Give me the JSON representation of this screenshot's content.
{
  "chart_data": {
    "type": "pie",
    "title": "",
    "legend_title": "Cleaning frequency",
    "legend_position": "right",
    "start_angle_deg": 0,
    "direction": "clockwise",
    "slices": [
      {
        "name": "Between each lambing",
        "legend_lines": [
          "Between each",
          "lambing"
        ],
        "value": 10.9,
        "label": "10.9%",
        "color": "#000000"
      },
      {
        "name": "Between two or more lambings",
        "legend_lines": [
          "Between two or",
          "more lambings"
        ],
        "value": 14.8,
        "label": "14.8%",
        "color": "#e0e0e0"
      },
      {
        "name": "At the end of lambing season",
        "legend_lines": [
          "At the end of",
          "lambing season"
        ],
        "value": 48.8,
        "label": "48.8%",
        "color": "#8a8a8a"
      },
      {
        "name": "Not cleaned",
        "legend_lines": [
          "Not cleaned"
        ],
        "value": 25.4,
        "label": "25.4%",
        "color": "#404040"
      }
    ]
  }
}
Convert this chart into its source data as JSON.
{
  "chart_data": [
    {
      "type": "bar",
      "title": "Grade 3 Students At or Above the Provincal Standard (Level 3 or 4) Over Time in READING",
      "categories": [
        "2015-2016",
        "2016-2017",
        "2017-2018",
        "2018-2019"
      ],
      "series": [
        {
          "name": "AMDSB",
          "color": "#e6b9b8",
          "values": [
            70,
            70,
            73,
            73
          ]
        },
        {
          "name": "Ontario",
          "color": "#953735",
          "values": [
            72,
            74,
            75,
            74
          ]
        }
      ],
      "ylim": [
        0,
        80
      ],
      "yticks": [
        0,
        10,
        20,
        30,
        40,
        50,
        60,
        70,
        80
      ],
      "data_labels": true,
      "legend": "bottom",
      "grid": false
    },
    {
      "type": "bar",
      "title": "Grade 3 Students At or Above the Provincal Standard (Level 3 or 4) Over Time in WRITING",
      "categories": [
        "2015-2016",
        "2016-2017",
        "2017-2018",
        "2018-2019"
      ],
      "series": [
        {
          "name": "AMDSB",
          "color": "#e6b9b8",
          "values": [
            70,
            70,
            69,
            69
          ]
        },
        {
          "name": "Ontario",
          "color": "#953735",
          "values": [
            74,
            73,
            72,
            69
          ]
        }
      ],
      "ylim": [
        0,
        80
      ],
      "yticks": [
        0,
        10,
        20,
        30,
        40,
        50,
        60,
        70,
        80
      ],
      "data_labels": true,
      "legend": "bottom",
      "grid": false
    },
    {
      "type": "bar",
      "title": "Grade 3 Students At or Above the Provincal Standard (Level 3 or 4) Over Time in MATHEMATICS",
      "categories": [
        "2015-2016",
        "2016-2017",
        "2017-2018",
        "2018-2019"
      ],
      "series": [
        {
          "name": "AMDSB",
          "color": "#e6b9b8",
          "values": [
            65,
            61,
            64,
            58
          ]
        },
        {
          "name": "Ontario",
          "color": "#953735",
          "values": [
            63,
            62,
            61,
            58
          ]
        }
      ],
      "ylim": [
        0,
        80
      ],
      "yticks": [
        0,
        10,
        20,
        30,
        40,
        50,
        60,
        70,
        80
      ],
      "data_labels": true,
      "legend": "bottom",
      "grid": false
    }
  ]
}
===
Repeat every record, exactly as written.

Task answer:
Give me the JSON representation of this screenshot's content.
{
  "chart_data": {
    "type": "pie",
    "title": "",
    "legend_title": "Cleaning frequency",
    "legend_position": "right",
    "start_angle_deg": 0,
    "direction": "clockwise",
    "slices": [
      {
        "name": "Between each lambing",
        "legend_lines": [
          "Between each",
          "lambing"
        ],
        "value": 10.9,
        "label": "10.9%",
        "color": "#000000"
      },
      {
        "name": "Between two or more lambings",
        "legend_lines": [
          "Between two or",
          "more lambings"
        ],
        "value": 14.8,
        "label": "14.8%",
        "color": "#e0e0e0"
      },
      {
        "name": "At the end of lambing season",
        "legend_lines": [
          "At the end of",
          "lambing season"
        ],
        "value": 48.8,
        "label": "48.8%",
        "color": "#8a8a8a"
      },
      {
        "name": "Not cleaned",
        "legend_lines": [
          "Not cleaned"
        ],
        "value": 25.4,
        "label": "25.4%",
        "color": "#404040"
      }
    ]
  }
}
Convert this chart into its source data as JSON.
{
  "chart_data": [
    {
      "type": "bar",
      "title": "Grade 3 Students At or Above the Provincal Standard (Level 3 or 4) Over Time in READING",
      "categories": [
        "2015-2016",
        "2016-2017",
        "2017-2018",
        "2018-2019"
      ],
      "series": [
        {
          "name": "AMDSB",
          "color": "#e6b9b8",
          "values": [
            70,
            70,
            73,
            73
          ]
        },
        {
          "name": "Ontario",
          "color": "#953735",
          "values": [
            72,
            74,
            75,
            74
          ]
        }
      ],
      "ylim": [
        0,
        80
      ],
      "yticks": [
        0,
        10,
        20,
        30,
        40,
        50,
        60,
        70,
        80
      ],
      "data_labels": true,
      "legend": "bottom",
      "grid": false
    },
    {
      "type": "bar",
      "title": "Grade 3 Students At or Above the Provincal Standard (Level 3 or 4) Over Time in WRITING",
      "categories": [
        "2015-2016",
        "2016-2017",
        "2017-2018",
        "2018-2019"
      ],
      "series": [
        {
          "name": "AMDSB",
          "color": "#e6b9b8",
          "values": [
            70,
            70,
            69,
            69
          ]
        },
        {
          "name": "Ontario",
          "color": "#953735",
          "values": [
            74,
            73,
            72,
            69
          ]
        }
      ],
      "ylim": [
        0,
        80
      ],
      "yticks": [
        0,
        10,
        20,
        30,
        40,
        50,
        60,
        70,
        80
      ],
      "data_labels": true,
      "legend": "bottom",
      "grid": false
    },
    {
      "type": "bar",
      "title": "Grade 3 Students At or Above the Provincal Standard (Level 3 or 4) Over Time in MATHEMATICS",
      "categories": [
        "2015-2016",
        "2016-2017",
        "2017-2018",
        "2018-2019"
      ],
      "series": [
        {
          "name": "AMDSB",
          "color": "#e6b9b8",
          "values": [
            65,
            61,
            64,
            58
          ]
        },
        {
          "name": "Ontario",
          "color": "#953735",
          "values": [
            63,
            62,
            61,
            58
          ]
        }
      ],
      "ylim": [
        0,
        80
      ],
      "yticks": [
        0,
        10,
        20,
        30,
        40,
        50,
        60,
        70,
        80
      ],
      "data_labels": true,
      "legend": "bottom",
      "grid": false
    }
  ]
}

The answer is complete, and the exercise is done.